* **PROBLEM DETAILS**
Output every entry exactly as written.

* **SUPPLIED MATERIAL**
========================

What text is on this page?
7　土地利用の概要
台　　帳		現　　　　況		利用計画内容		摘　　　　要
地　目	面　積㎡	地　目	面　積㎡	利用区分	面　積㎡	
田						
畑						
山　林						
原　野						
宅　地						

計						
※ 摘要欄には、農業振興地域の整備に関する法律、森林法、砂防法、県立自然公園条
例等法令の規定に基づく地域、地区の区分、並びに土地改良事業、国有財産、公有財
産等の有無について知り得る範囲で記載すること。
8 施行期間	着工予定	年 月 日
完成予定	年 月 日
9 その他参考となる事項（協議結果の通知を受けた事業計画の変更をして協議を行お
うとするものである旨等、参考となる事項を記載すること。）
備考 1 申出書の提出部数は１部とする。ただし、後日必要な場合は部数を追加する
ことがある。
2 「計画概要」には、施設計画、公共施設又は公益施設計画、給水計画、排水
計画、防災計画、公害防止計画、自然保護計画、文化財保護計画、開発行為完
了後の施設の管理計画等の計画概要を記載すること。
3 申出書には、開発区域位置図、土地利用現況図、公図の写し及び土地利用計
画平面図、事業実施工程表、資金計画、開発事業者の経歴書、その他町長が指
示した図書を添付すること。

========================

* **OUTPUT FOR THIS TASK**
What text is on this page?
7　土地利用の概要
台　　帳		現　　　　況		利用計画内容		摘　　　　要
地　目	面　積㎡	地　目	面　積㎡	利用区分	面　積㎡	
田						
畑						
山　林						
原　野						
宅　地						

計						
※ 摘要欄には、農業振興地域の整備に関する法律、森林法、砂防法、県立自然公園条
例等法令の規定に基づく地域、地区の区分、並びに土地改良事業、国有財産、公有財
産等の有無について知り得る範囲で記載すること。
8 施行期間	着工予定	年 月 日
完成予定	年 月 日
9 その他参考となる事項（協議結果の通知を受けた事業計画の変更をして協議を行お
うとするものである旨等、参考となる事項を記載すること。）
備考 1 申出書の提出部数は１部とする。ただし、後日必要な場合は部数を追加する
ことがある。
2 「計画概要」には、施設計画、公共施設又は公益施設計画、給水計画、排水
計画、防災計画、公害防止計画、自然保護計画、文化財保護計画、開発行為完
了後の施設の管理計画等の計画概要を記載すること。
3 申出書には、開発区域位置図、土地利用現況図、公図の写し及び土地利用計
画平面図、事業実施工程表、資金計画、開発事業者の経歴書、その他町長が指
示した図書を添付すること。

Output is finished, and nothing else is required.